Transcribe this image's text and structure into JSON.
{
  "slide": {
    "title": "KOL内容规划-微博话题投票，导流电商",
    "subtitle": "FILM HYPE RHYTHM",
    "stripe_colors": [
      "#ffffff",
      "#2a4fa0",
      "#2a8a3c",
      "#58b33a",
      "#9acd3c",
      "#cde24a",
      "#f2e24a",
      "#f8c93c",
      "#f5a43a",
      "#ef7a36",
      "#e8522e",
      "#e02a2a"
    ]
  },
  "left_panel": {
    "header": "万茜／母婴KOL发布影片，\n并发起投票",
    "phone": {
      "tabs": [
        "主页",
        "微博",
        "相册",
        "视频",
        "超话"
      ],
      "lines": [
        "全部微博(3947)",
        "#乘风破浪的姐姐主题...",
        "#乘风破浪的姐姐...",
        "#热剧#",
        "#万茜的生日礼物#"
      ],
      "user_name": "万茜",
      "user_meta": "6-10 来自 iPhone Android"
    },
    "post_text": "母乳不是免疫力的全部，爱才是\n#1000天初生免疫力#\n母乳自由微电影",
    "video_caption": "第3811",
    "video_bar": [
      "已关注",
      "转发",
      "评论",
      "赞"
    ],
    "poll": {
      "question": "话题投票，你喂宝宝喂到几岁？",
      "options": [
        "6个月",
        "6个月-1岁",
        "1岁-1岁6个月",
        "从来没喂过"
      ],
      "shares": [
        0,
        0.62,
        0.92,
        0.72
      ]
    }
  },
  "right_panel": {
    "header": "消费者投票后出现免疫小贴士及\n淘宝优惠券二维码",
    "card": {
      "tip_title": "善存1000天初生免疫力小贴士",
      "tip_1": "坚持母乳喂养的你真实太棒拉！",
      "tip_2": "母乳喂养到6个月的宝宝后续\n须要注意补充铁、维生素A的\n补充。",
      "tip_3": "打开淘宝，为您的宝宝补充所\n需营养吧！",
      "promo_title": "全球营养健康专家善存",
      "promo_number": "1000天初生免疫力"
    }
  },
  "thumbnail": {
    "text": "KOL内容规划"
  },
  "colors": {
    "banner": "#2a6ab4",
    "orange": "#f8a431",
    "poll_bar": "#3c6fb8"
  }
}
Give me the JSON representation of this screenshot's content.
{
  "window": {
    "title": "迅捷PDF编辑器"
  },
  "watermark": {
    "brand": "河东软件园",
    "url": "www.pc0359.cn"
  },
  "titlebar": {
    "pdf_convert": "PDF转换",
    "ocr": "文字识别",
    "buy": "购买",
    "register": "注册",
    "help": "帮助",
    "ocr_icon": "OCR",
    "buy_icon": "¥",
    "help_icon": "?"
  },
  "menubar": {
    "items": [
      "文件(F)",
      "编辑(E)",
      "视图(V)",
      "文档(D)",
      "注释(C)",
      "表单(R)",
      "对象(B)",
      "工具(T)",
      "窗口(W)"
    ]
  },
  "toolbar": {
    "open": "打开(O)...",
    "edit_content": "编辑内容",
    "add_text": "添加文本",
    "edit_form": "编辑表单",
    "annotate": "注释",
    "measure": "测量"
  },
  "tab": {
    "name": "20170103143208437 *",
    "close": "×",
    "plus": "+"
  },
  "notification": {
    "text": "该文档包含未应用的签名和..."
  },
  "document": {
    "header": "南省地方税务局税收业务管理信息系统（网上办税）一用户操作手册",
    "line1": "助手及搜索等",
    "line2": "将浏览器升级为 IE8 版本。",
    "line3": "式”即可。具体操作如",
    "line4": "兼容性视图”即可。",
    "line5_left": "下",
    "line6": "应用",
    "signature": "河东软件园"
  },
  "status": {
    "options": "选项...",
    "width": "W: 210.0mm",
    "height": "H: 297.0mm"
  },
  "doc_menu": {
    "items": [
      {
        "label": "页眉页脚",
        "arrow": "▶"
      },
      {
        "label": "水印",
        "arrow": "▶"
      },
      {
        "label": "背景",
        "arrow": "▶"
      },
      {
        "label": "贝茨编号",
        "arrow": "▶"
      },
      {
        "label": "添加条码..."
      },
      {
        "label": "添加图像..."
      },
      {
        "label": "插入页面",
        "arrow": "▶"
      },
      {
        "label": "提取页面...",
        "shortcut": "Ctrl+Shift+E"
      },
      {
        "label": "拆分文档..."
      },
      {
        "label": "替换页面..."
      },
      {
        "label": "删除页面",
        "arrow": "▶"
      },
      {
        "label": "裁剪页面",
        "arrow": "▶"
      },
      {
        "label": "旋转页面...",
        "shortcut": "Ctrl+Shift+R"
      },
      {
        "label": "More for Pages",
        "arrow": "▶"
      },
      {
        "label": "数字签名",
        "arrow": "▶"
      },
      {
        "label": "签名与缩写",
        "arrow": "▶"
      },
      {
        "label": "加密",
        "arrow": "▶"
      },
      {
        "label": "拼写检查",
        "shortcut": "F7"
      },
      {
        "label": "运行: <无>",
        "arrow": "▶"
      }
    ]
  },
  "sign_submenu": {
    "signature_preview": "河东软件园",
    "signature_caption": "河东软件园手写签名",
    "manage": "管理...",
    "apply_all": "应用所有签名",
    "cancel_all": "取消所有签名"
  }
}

· · ·

_Problem statement_:
Return only the number of lines in the entries that contain the string "Shift".

_Expected answer_:
2